Give the data below again exactly as written, without its pictures.

(begin)

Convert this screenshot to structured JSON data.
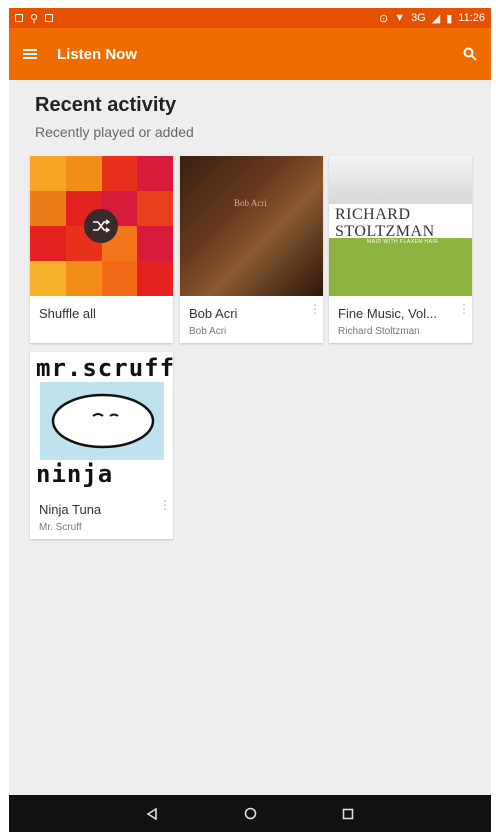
{
  "status_bar": {
    "network": "3G",
    "time": "11:26"
  },
  "app_bar": {
    "title": "Listen Now"
  },
  "section": {
    "title": "Recent activity",
    "subtitle": "Recently played or added"
  },
  "cards": [
    {
      "title": "Shuffle all",
      "subtitle": ""
    },
    {
      "title": "Bob Acri",
      "subtitle": "Bob Acri",
      "art_text": "Bob Acri"
    },
    {
      "title": "Fine Music, Vol...",
      "subtitle": "Richard Stoltzman",
      "art_line1": "RICHARD",
      "art_line2": "STOLTZMAN",
      "art_strip": "MAID WITH FLAXEN HAIR"
    },
    {
      "title": "Ninja Tuna",
      "subtitle": "Mr. Scruff",
      "art_line1": "mr.scruff",
      "art_line2": "ninja tuna"
    }
  ],
  "colors": {
    "status_bar": "#e65100",
    "app_bar": "#ef6c00",
    "background": "#eeeeee",
    "nav_bar": "#111111"
  }
}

(end)

▶ _Exercise result_:
Convert this screenshot to structured JSON data.
{
  "status_bar": {
    "network": "3G",
    "time": "11:26"
  },
  "app_bar": {
    "title": "Listen Now"
  },
  "section": {
    "title": "Recent activity",
    "subtitle": "Recently played or added"
  },
  "cards": [
    {
      "title": "Shuffle all",
      "subtitle": ""
    },
    {
      "title": "Bob Acri",
      "subtitle": "Bob Acri",
      "art_text": "Bob Acri"
    },
    {
      "title": "Fine Music, Vol...",
      "subtitle": "Richard Stoltzman",
      "art_line1": "RICHARD",
      "art_line2": "STOLTZMAN",
      "art_strip": "MAID WITH FLAXEN HAIR"
    },
    {
      "title": "Ninja Tuna",
      "subtitle": "Mr. Scruff",
      "art_line1": "mr.scruff",
      "art_line2": "ninja tuna"
    }
  ],
  "colors": {
    "status_bar": "#e65100",
    "app_bar": "#ef6c00",
    "background": "#eeeeee",
    "nav_bar": "#111111"
  }
}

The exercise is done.